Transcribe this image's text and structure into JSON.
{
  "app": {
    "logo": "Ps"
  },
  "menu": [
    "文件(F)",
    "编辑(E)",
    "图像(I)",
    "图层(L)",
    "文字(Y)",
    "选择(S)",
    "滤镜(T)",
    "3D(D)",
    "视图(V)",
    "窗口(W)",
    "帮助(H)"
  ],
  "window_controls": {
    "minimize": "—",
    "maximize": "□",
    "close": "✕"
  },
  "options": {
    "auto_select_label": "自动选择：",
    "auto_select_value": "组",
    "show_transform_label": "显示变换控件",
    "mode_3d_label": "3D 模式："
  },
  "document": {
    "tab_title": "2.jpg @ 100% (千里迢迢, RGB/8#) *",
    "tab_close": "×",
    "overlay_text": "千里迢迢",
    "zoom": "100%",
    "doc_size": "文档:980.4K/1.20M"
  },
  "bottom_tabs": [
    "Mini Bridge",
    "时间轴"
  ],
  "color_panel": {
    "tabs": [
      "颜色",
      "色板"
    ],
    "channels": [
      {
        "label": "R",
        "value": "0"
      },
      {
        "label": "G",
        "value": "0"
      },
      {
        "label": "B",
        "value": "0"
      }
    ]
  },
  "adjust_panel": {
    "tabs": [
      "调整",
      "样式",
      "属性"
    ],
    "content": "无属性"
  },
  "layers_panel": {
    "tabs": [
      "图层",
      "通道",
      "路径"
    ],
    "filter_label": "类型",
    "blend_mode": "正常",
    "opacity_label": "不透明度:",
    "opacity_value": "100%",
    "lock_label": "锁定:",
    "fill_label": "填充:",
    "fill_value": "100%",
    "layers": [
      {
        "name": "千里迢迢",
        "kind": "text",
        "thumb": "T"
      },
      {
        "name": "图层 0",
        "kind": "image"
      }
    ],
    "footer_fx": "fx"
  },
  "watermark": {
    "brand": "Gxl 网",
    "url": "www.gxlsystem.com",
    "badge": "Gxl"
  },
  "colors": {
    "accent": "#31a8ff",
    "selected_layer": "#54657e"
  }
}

= = = = = = =

• _Problem requirements_
Each line of the material should be echoed exactly.

• _Correct result_
Transcribe this image's text and structure into JSON.
{
  "app": {
    "logo": "Ps"
  },
  "menu": [
    "文件(F)",
    "编辑(E)",
    "图像(I)",
    "图层(L)",
    "文字(Y)",
    "选择(S)",
    "滤镜(T)",
    "3D(D)",
    "视图(V)",
    "窗口(W)",
    "帮助(H)"
  ],
  "window_controls": {
    "minimize": "—",
    "maximize": "□",
    "close": "✕"
  },
  "options": {
    "auto_select_label": "自动选择：",
    "auto_select_value": "组",
    "show_transform_label": "显示变换控件",
    "mode_3d_label": "3D 模式："
  },
  "document": {
    "tab_title": "2.jpg @ 100% (千里迢迢, RGB/8#) *",
    "tab_close": "×",
    "overlay_text": "千里迢迢",
    "zoom": "100%",
    "doc_size": "文档:980.4K/1.20M"
  },
  "bottom_tabs": [
    "Mini Bridge",
    "时间轴"
  ],
  "color_panel": {
    "tabs": [
      "颜色",
      "色板"
    ],
    "channels": [
      {
        "label": "R",
        "value": "0"
      },
      {
        "label": "G",
        "value": "0"
      },
      {
        "label": "B",
        "value": "0"
      }
    ]
  },
  "adjust_panel": {
    "tabs": [
      "调整",
      "样式",
      "属性"
    ],
    "content": "无属性"
  },
  "layers_panel": {
    "tabs": [
      "图层",
      "通道",
      "路径"
    ],
    "filter_label": "类型",
    "blend_mode": "正常",
    "opacity_label": "不透明度:",
    "opacity_value": "100%",
    "lock_label": "锁定:",
    "fill_label": "填充:",
    "fill_value": "100%",
    "layers": [
      {
        "name": "千里迢迢",
        "kind": "text",
        "thumb": "T"
      },
      {
        "name": "图层 0",
        "kind": "image"
      }
    ],
    "footer_fx": "fx"
  },
  "watermark": {
    "brand": "Gxl 网",
    "url": "www.gxlsystem.com",
    "badge": "Gxl"
  },
  "colors": {
    "accent": "#31a8ff",
    "selected_layer": "#54657e"
  }
}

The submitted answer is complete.